Passage shown =
════════

- Born: 1924 Batim, Goa, Portuguese India
- Died: 2009 (aged 84–85)
- Occupations: Short story writer, Novelist

= Epitácio Pais =

Indian writer and novelist (1924–2009)

Epitácio Délio Pais (1924–2009) was an Indian short story writer and novelist who wrote in Portuguese.

==Early life and career==
Born to a bhatkar, or landowning family, Pais was a primary school teacher by profession. He attended liceu, or high school, in Portuguese before undergoing his teacher training. He contributed short stories in Portuguese to newspapers such as Diário de Goa and O Heraldo from the 1950s to the 1980s. He also participated in the Portuguese-language programme Renascença, which ran on All-India Radio until the 1980s. For José Pereira, Pais was "one of Goa’s prominent writers of fiction in Portuguese". For Manuel de Seabra and Vimala Devi, Pais was a writer who felt the world around him in all his poetry and tragedy and whose writing was reminiscent of Russian writers like Turgenev and Korolenko.

════════

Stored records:
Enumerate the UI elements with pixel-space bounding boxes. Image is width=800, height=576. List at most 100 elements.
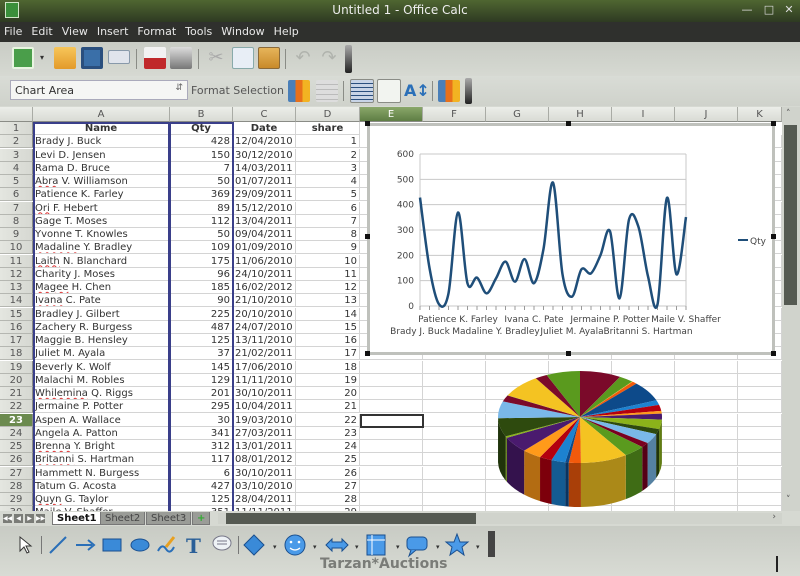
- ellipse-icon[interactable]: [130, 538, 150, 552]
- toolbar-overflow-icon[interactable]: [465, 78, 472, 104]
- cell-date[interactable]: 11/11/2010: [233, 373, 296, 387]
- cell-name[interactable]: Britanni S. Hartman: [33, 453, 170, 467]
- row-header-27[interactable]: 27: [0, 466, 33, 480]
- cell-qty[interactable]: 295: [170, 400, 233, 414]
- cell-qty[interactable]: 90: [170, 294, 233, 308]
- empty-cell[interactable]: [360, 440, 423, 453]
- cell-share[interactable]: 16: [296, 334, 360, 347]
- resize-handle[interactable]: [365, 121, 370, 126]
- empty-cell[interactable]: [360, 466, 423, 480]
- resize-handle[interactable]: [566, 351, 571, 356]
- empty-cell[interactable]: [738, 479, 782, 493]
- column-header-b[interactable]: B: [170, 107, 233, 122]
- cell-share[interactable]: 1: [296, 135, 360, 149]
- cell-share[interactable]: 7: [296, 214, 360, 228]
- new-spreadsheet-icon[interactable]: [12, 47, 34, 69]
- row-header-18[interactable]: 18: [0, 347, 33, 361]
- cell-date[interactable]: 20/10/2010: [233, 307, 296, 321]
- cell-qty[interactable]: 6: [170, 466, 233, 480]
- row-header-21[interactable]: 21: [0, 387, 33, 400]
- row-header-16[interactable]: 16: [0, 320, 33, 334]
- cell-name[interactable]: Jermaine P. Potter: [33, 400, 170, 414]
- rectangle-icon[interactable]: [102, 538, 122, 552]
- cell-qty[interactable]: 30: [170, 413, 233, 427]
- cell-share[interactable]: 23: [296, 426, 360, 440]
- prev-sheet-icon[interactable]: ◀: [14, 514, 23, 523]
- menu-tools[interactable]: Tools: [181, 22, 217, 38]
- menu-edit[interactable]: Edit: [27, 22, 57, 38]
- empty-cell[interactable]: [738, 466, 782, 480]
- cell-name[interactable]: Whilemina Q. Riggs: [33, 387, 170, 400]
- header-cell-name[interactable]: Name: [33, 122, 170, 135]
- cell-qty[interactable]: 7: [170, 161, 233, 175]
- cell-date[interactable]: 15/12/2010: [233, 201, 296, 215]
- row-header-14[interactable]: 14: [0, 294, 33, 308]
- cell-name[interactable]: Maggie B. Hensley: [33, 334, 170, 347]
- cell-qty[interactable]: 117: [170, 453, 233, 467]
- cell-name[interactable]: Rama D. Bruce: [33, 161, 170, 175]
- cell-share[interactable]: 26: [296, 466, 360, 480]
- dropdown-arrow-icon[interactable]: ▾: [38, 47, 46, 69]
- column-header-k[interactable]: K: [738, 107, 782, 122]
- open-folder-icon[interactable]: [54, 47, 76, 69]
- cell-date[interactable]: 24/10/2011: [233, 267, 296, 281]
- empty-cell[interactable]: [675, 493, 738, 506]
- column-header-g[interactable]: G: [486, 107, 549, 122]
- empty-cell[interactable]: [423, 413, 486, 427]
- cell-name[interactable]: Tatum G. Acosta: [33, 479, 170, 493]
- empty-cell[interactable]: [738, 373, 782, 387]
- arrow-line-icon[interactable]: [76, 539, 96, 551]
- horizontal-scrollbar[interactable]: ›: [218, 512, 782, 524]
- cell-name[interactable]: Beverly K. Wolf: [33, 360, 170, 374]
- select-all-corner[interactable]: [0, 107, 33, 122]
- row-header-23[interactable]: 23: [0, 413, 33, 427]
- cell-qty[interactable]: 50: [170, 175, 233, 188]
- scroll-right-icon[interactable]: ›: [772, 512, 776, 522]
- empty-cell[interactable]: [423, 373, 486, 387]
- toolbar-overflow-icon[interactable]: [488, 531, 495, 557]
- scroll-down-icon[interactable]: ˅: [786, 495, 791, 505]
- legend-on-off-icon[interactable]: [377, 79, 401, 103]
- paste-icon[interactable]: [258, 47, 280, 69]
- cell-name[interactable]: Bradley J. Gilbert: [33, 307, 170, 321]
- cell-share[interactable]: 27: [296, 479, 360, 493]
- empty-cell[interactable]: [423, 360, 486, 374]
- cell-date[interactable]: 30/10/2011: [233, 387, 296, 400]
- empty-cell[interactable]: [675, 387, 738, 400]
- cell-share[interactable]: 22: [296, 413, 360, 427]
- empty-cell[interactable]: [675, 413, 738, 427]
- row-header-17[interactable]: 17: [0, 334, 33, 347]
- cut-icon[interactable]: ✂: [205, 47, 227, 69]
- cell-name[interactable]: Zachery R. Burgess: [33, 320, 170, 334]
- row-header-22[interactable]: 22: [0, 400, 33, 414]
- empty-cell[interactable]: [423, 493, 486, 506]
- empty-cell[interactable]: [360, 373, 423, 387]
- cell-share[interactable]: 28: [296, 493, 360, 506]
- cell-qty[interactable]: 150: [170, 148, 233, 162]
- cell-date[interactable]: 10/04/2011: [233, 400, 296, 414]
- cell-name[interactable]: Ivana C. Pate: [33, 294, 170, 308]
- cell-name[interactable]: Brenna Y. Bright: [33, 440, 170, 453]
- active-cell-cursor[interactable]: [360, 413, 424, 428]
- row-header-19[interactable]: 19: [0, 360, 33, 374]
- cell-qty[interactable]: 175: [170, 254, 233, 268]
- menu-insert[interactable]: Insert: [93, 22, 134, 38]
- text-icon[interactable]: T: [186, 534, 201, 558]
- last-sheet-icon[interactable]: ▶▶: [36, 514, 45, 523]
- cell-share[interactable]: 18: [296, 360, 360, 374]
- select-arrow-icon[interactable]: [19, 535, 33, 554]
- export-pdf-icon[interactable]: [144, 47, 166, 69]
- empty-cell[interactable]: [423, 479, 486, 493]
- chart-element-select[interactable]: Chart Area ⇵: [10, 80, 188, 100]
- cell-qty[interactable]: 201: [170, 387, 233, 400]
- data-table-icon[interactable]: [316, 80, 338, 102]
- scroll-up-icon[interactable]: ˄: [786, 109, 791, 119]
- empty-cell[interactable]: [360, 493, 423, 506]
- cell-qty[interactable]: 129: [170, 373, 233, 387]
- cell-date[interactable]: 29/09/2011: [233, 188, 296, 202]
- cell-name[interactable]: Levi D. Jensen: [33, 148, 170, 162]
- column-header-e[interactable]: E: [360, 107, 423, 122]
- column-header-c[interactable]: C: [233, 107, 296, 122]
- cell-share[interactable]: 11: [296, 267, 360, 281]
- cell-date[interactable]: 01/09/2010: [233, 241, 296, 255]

════════

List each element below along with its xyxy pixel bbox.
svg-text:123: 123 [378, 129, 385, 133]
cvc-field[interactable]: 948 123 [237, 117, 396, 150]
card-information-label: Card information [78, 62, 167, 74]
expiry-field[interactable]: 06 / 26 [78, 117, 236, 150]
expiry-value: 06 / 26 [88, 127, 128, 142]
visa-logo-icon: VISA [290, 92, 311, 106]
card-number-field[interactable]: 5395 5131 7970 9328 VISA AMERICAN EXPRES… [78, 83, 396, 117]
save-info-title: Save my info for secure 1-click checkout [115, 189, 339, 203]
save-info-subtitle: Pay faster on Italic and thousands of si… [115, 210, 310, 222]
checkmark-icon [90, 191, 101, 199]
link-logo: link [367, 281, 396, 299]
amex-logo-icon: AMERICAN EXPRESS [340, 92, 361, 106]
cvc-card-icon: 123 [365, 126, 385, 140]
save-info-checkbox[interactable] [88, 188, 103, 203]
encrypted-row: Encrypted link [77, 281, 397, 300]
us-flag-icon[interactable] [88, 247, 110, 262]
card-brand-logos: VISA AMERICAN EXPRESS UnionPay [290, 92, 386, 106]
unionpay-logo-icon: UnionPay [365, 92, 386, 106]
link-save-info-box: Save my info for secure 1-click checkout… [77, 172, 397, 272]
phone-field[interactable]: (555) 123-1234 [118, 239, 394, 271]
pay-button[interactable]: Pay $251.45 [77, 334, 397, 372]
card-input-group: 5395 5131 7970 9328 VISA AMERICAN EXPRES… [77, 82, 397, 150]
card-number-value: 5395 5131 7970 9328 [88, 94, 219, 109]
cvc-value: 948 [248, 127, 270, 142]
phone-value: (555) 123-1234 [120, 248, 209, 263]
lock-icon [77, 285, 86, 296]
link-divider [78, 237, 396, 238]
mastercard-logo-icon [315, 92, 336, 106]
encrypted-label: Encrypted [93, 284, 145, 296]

════════

Required actions =
- A) List every person named in the biography other than Epitácio Pais himself.
- B) Pull out every line of the stored records that contains the string "save". Case counts.

Exercise results =
- A) José Pereira, Manuel de Seabra, Vimala Devi, Turgenev, Korolenko

- B)
save-info-title: Save my info for secure 1-click checkout [115, 189, 339, 203]
save-info-subtitle: Pay faster on Italic and thousands of si… [115, 210, 310, 222]
save-info-checkbox[interactable] [88, 188, 103, 203]
link-save-info-box: Save my info for secure 1-click checkout… [77, 172, 397, 272]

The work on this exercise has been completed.